# [What is needed]
Print out each record below, unaltered and complete, without its images.

# [Given records]
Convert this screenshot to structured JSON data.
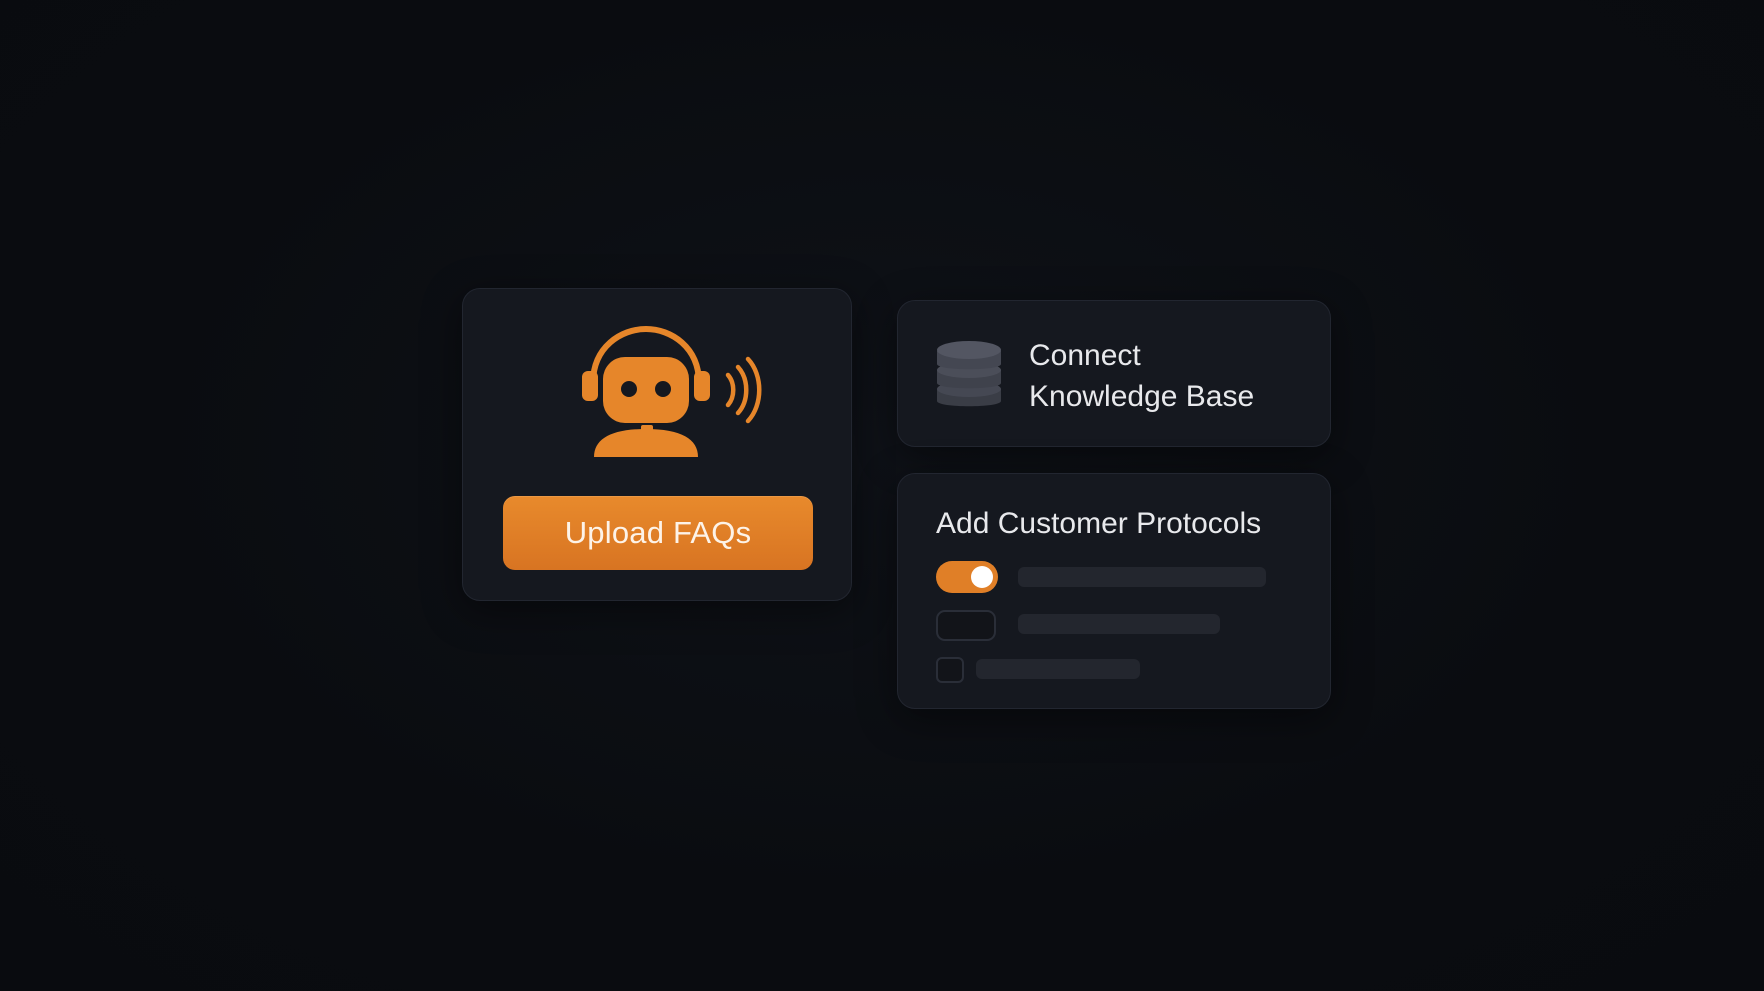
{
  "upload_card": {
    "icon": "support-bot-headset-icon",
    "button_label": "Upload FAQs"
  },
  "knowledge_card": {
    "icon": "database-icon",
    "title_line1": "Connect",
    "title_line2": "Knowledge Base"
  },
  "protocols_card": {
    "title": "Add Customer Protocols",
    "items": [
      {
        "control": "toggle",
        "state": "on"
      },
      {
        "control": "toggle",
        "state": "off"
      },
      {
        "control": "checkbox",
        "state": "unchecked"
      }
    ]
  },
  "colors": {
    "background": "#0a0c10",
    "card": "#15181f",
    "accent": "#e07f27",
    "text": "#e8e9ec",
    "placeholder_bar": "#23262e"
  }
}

# [Full response]
Convert this screenshot to structured JSON data.
{
  "upload_card": {
    "icon": "support-bot-headset-icon",
    "button_label": "Upload FAQs"
  },
  "knowledge_card": {
    "icon": "database-icon",
    "title_line1": "Connect",
    "title_line2": "Knowledge Base"
  },
  "protocols_card": {
    "title": "Add Customer Protocols",
    "items": [
      {
        "control": "toggle",
        "state": "on"
      },
      {
        "control": "toggle",
        "state": "off"
      },
      {
        "control": "checkbox",
        "state": "unchecked"
      }
    ]
  },
  "colors": {
    "background": "#0a0c10",
    "card": "#15181f",
    "accent": "#e07f27",
    "text": "#e8e9ec",
    "placeholder_bar": "#23262e"
  }
}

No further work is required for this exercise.